Instructions to follow: Below are records to transcribe exactly, without their pictures.

╭──

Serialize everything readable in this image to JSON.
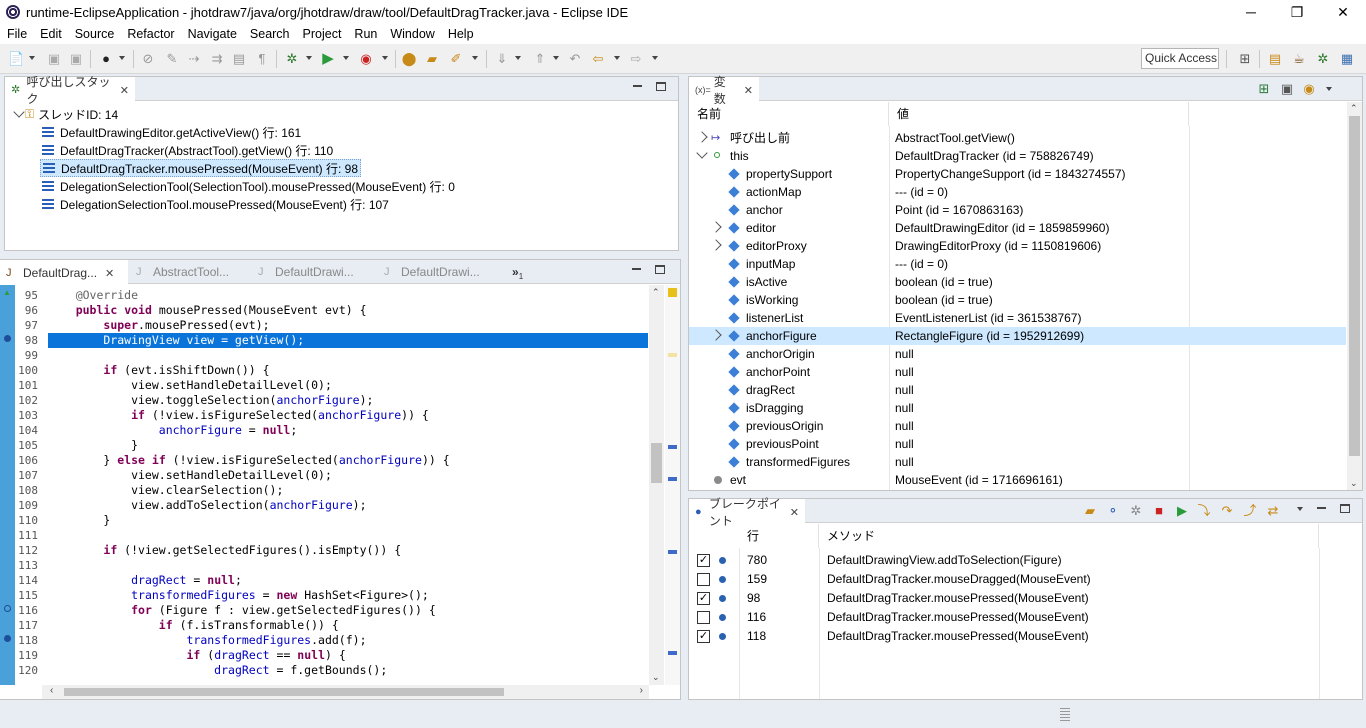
{
  "window": {
    "title": "runtime-EclipseApplication - jhotdraw7/java/org/jhotdraw/draw/tool/DefaultDragTracker.java - Eclipse IDE",
    "minimize": "─",
    "restore": "❐",
    "close": "✕"
  },
  "menu": [
    "File",
    "Edit",
    "Source",
    "Refactor",
    "Navigate",
    "Search",
    "Project",
    "Run",
    "Window",
    "Help"
  ],
  "toolbar": {
    "quick_access": "Quick Access"
  },
  "callstack": {
    "tab_label": "呼び出しスタック",
    "thread": "スレッドID: 14",
    "frames": [
      "DefaultDrawingEditor.getActiveView() 行: 161",
      "DefaultDragTracker(AbstractTool).getView() 行: 110",
      "DefaultDragTracker.mousePressed(MouseEvent) 行: 98",
      "DelegationSelectionTool(SelectionTool).mousePressed(MouseEvent) 行: 0",
      "DelegationSelectionTool.mousePressed(MouseEvent) 行: 107"
    ]
  },
  "editor": {
    "tabs": [
      "DefaultDrag...",
      "AbstractTool...",
      "DefaultDrawi...",
      "DefaultDrawi..."
    ],
    "overflow": "»",
    "overflow_count": "1",
    "line_numbers": [
      "95",
      "96",
      "97",
      "98",
      "99",
      "100",
      "101",
      "102",
      "103",
      "104",
      "105",
      "106",
      "107",
      "108",
      "109",
      "110",
      "111",
      "112",
      "113",
      "114",
      "115",
      "116",
      "117",
      "118",
      "119",
      "120"
    ],
    "current_line": "98"
  },
  "variables": {
    "tab_prefix": "(x)=",
    "tab_label": "変数",
    "col_name": "名前",
    "col_value": "値",
    "rows": [
      {
        "name": "呼び出し前",
        "value": "AbstractTool.getView()"
      },
      {
        "name": "this",
        "value": "DefaultDragTracker (id = 758826749)"
      },
      {
        "name": "propertySupport",
        "value": "PropertyChangeSupport (id = 1843274557)"
      },
      {
        "name": "actionMap",
        "value": "--- (id = 0)"
      },
      {
        "name": "anchor",
        "value": "Point (id = 1670863163)"
      },
      {
        "name": "editor",
        "value": "DefaultDrawingEditor (id = 1859859960)"
      },
      {
        "name": "editorProxy",
        "value": "DrawingEditorProxy (id = 1150819606)"
      },
      {
        "name": "inputMap",
        "value": "--- (id = 0)"
      },
      {
        "name": "isActive",
        "value": "boolean (id = true)"
      },
      {
        "name": "isWorking",
        "value": "boolean (id = true)"
      },
      {
        "name": "listenerList",
        "value": "EventListenerList (id = 361538767)"
      },
      {
        "name": "anchorFigure",
        "value": "RectangleFigure (id = 1952912699)"
      },
      {
        "name": "anchorOrigin",
        "value": "null"
      },
      {
        "name": "anchorPoint",
        "value": "null"
      },
      {
        "name": "dragRect",
        "value": "null"
      },
      {
        "name": "isDragging",
        "value": "null"
      },
      {
        "name": "previousOrigin",
        "value": "null"
      },
      {
        "name": "previousPoint",
        "value": "null"
      },
      {
        "name": "transformedFigures",
        "value": "null"
      },
      {
        "name": "evt",
        "value": "MouseEvent (id = 1716696161)"
      }
    ]
  },
  "breakpoints": {
    "tab_label": "ブレークポイント",
    "col_line": "行",
    "col_method": "メソッド",
    "rows": [
      {
        "line": "780",
        "method": "DefaultDrawingView.addToSelection(Figure)",
        "checked": true
      },
      {
        "line": "159",
        "method": "DefaultDragTracker.mouseDragged(MouseEvent)",
        "checked": false
      },
      {
        "line": "98",
        "method": "DefaultDragTracker.mousePressed(MouseEvent)",
        "checked": true
      },
      {
        "line": "116",
        "method": "DefaultDragTracker.mousePressed(MouseEvent)",
        "checked": false
      },
      {
        "line": "118",
        "method": "DefaultDragTracker.mousePressed(MouseEvent)",
        "checked": true
      }
    ]
  }
}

╰──

Worked solution:
Serialize everything readable in this image to JSON.
{
  "window": {
    "title": "runtime-EclipseApplication - jhotdraw7/java/org/jhotdraw/draw/tool/DefaultDragTracker.java - Eclipse IDE",
    "minimize": "─",
    "restore": "❐",
    "close": "✕"
  },
  "menu": [
    "File",
    "Edit",
    "Source",
    "Refactor",
    "Navigate",
    "Search",
    "Project",
    "Run",
    "Window",
    "Help"
  ],
  "toolbar": {
    "quick_access": "Quick Access"
  },
  "callstack": {
    "tab_label": "呼び出しスタック",
    "thread": "スレッドID: 14",
    "frames": [
      "DefaultDrawingEditor.getActiveView() 行: 161",
      "DefaultDragTracker(AbstractTool).getView() 行: 110",
      "DefaultDragTracker.mousePressed(MouseEvent) 行: 98",
      "DelegationSelectionTool(SelectionTool).mousePressed(MouseEvent) 行: 0",
      "DelegationSelectionTool.mousePressed(MouseEvent) 行: 107"
    ]
  },
  "editor": {
    "tabs": [
      "DefaultDrag...",
      "AbstractTool...",
      "DefaultDrawi...",
      "DefaultDrawi..."
    ],
    "overflow": "»",
    "overflow_count": "1",
    "line_numbers": [
      "95",
      "96",
      "97",
      "98",
      "99",
      "100",
      "101",
      "102",
      "103",
      "104",
      "105",
      "106",
      "107",
      "108",
      "109",
      "110",
      "111",
      "112",
      "113",
      "114",
      "115",
      "116",
      "117",
      "118",
      "119",
      "120"
    ],
    "current_line": "98"
  },
  "variables": {
    "tab_prefix": "(x)=",
    "tab_label": "変数",
    "col_name": "名前",
    "col_value": "値",
    "rows": [
      {
        "name": "呼び出し前",
        "value": "AbstractTool.getView()"
      },
      {
        "name": "this",
        "value": "DefaultDragTracker (id = 758826749)"
      },
      {
        "name": "propertySupport",
        "value": "PropertyChangeSupport (id = 1843274557)"
      },
      {
        "name": "actionMap",
        "value": "--- (id = 0)"
      },
      {
        "name": "anchor",
        "value": "Point (id = 1670863163)"
      },
      {
        "name": "editor",
        "value": "DefaultDrawingEditor (id = 1859859960)"
      },
      {
        "name": "editorProxy",
        "value": "DrawingEditorProxy (id = 1150819606)"
      },
      {
        "name": "inputMap",
        "value": "--- (id = 0)"
      },
      {
        "name": "isActive",
        "value": "boolean (id = true)"
      },
      {
        "name": "isWorking",
        "value": "boolean (id = true)"
      },
      {
        "name": "listenerList",
        "value": "EventListenerList (id = 361538767)"
      },
      {
        "name": "anchorFigure",
        "value": "RectangleFigure (id = 1952912699)"
      },
      {
        "name": "anchorOrigin",
        "value": "null"
      },
      {
        "name": "anchorPoint",
        "value": "null"
      },
      {
        "name": "dragRect",
        "value": "null"
      },
      {
        "name": "isDragging",
        "value": "null"
      },
      {
        "name": "previousOrigin",
        "value": "null"
      },
      {
        "name": "previousPoint",
        "value": "null"
      },
      {
        "name": "transformedFigures",
        "value": "null"
      },
      {
        "name": "evt",
        "value": "MouseEvent (id = 1716696161)"
      }
    ]
  },
  "breakpoints": {
    "tab_label": "ブレークポイント",
    "col_line": "行",
    "col_method": "メソッド",
    "rows": [
      {
        "line": "780",
        "method": "DefaultDrawingView.addToSelection(Figure)",
        "checked": true
      },
      {
        "line": "159",
        "method": "DefaultDragTracker.mouseDragged(MouseEvent)",
        "checked": false
      },
      {
        "line": "98",
        "method": "DefaultDragTracker.mousePressed(MouseEvent)",
        "checked": true
      },
      {
        "line": "116",
        "method": "DefaultDragTracker.mousePressed(MouseEvent)",
        "checked": false
      },
      {
        "line": "118",
        "method": "DefaultDragTracker.mousePressed(MouseEvent)",
        "checked": true
      }
    ]
  }
}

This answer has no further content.